## Information supplied
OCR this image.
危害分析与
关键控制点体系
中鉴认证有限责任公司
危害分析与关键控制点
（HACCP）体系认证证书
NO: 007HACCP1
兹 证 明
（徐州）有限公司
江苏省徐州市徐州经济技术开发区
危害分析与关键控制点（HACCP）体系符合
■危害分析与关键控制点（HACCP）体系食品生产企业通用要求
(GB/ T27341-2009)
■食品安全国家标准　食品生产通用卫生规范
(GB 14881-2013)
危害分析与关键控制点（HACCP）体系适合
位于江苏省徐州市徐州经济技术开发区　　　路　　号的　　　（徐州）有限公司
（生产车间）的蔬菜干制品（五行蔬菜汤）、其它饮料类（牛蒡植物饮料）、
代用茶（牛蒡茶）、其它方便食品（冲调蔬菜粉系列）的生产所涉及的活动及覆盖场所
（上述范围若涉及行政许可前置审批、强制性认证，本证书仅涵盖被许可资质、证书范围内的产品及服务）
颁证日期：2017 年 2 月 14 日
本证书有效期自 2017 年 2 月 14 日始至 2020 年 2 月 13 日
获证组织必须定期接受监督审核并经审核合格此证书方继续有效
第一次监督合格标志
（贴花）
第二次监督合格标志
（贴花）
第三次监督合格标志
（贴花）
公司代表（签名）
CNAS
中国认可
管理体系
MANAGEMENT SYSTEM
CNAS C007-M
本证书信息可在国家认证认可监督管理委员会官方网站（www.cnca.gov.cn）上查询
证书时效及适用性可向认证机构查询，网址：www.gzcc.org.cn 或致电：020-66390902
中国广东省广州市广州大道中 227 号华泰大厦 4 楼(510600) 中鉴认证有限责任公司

## What is asked
Write every record out again, unaltered.

## Output below
OCR this image.
危害分析与
关键控制点体系
中鉴认证有限责任公司
危害分析与关键控制点
（HACCP）体系认证证书
NO: 007HACCP1
兹 证 明
（徐州）有限公司
江苏省徐州市徐州经济技术开发区
危害分析与关键控制点（HACCP）体系符合
■危害分析与关键控制点（HACCP）体系食品生产企业通用要求
(GB/ T27341-2009)
■食品安全国家标准　食品生产通用卫生规范
(GB 14881-2013)
危害分析与关键控制点（HACCP）体系适合
位于江苏省徐州市徐州经济技术开发区　　　路　　号的　　　（徐州）有限公司
（生产车间）的蔬菜干制品（五行蔬菜汤）、其它饮料类（牛蒡植物饮料）、
代用茶（牛蒡茶）、其它方便食品（冲调蔬菜粉系列）的生产所涉及的活动及覆盖场所
（上述范围若涉及行政许可前置审批、强制性认证，本证书仅涵盖被许可资质、证书范围内的产品及服务）
颁证日期：2017 年 2 月 14 日
本证书有效期自 2017 年 2 月 14 日始至 2020 年 2 月 13 日
获证组织必须定期接受监督审核并经审核合格此证书方继续有效
第一次监督合格标志
（贴花）
第二次监督合格标志
（贴花）
第三次监督合格标志
（贴花）
公司代表（签名）
CNAS
中国认可
管理体系
MANAGEMENT SYSTEM
CNAS C007-M
本证书信息可在国家认证认可监督管理委员会官方网站（www.cnca.gov.cn）上查询
证书时效及适用性可向认证机构查询，网址：www.gzcc.org.cn 或致电：020-66390902
中国广东省广州市广州大道中 227 号华泰大厦 4 楼(510600) 中鉴认证有限责任公司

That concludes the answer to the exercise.